• [Aim of the task]:
Leave out every picture, then transcribe the rest of the listing exactly.

• [Records for processing]:
____________________

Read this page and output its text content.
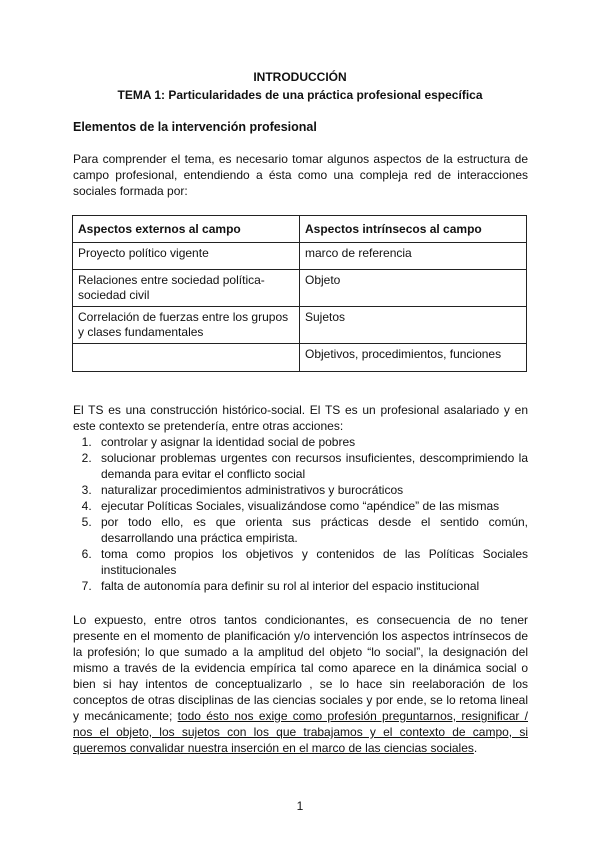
INTRODUCCIÓN
TEMA 1: Particularidades de una práctica profesional específica
Elementos de la intervención profesional
Para comprender el tema, es necesario tomar algunos aspectos de la estructura de campo profesional, entendiendo a ésta como una compleja red de interacciones sociales formada por:
Aspectos externos al campo	Aspectos intrínsecos al campo
Proyecto político vigente	marco de referencia
Relaciones entre sociedad política-sociedad civil	Objeto
Correlación de fuerzas entre los grupos y clases fundamentales	Sujetos
	Objetivos, procedimientos, funciones
El TS es una construcción histórico-social. El TS es un profesional asalariado y en este contexto se pretendería, entre otras acciones:
1. controlar y asignar la identidad social de pobres
2. solucionar problemas urgentes con recursos insuficientes, descomprimiendo la demanda para evitar el conflicto social
3. naturalizar procedimientos administrativos y burocráticos
4. ejecutar Políticas Sociales, visualizándose como “apéndice” de las mismas
5. por todo ello, es que orienta sus prácticas desde el sentido común, desarrollando una práctica empirista.
6. toma como propios los objetivos y contenidos de las Políticas Sociales institucionales
7. falta de autonomía para definir su rol al interior del espacio institucional
Lo expuesto, entre otros tantos condicionantes, es consecuencia de no tener presente en el momento de planificación y/o intervención los aspectos intrínsecos de la profesión; lo que sumado a la amplitud del objeto “lo social”, la designación del mismo a través de la evidencia empírica tal como aparece en la dinámica social o bien si hay intentos de conceptualizarlo , se lo hace sin reelaboración de los conceptos de otras disciplinas de las ciencias sociales y por ende, se lo retoma lineal y mecánicamente; todo ésto nos exige como profesión preguntarnos, resignificar / nos el objeto, los sujetos con los que trabajamos y el contexto de campo, si queremos convalidar nuestra inserción en el marco de las ciencias sociales.
1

____________________

• [Result for this exercise]:
Read this page and output its text content.
INTRODUCCIÓN
TEMA 1: Particularidades de una práctica profesional específica
Elementos de la intervención profesional
Para comprender el tema, es necesario tomar algunos aspectos de la estructura de campo profesional, entendiendo a ésta como una compleja red de interacciones sociales formada por:
Aspectos externos al campo	Aspectos intrínsecos al campo
Proyecto político vigente	marco de referencia
Relaciones entre sociedad política-sociedad civil	Objeto
Correlación de fuerzas entre los grupos y clases fundamentales	Sujetos
	Objetivos, procedimientos, funciones
El TS es una construcción histórico-social. El TS es un profesional asalariado y en este contexto se pretendería, entre otras acciones:
1. controlar y asignar la identidad social de pobres
2. solucionar problemas urgentes con recursos insuficientes, descomprimiendo la demanda para evitar el conflicto social
3. naturalizar procedimientos administrativos y burocráticos
4. ejecutar Políticas Sociales, visualizándose como “apéndice” de las mismas
5. por todo ello, es que orienta sus prácticas desde el sentido común, desarrollando una práctica empirista.
6. toma como propios los objetivos y contenidos de las Políticas Sociales institucionales
7. falta de autonomía para definir su rol al interior del espacio institucional
Lo expuesto, entre otros tantos condicionantes, es consecuencia de no tener presente en el momento de planificación y/o intervención los aspectos intrínsecos de la profesión; lo que sumado a la amplitud del objeto “lo social”, la designación del mismo a través de la evidencia empírica tal como aparece en la dinámica social o bien si hay intentos de conceptualizarlo , se lo hace sin reelaboración de los conceptos de otras disciplinas de las ciencias sociales y por ende, se lo retoma lineal y mecánicamente; todo ésto nos exige como profesión preguntarnos, resignificar / nos el objeto, los sujetos con los que trabajamos y el contexto de campo, si queremos convalidar nuestra inserción en el marco de las ciencias sociales.
1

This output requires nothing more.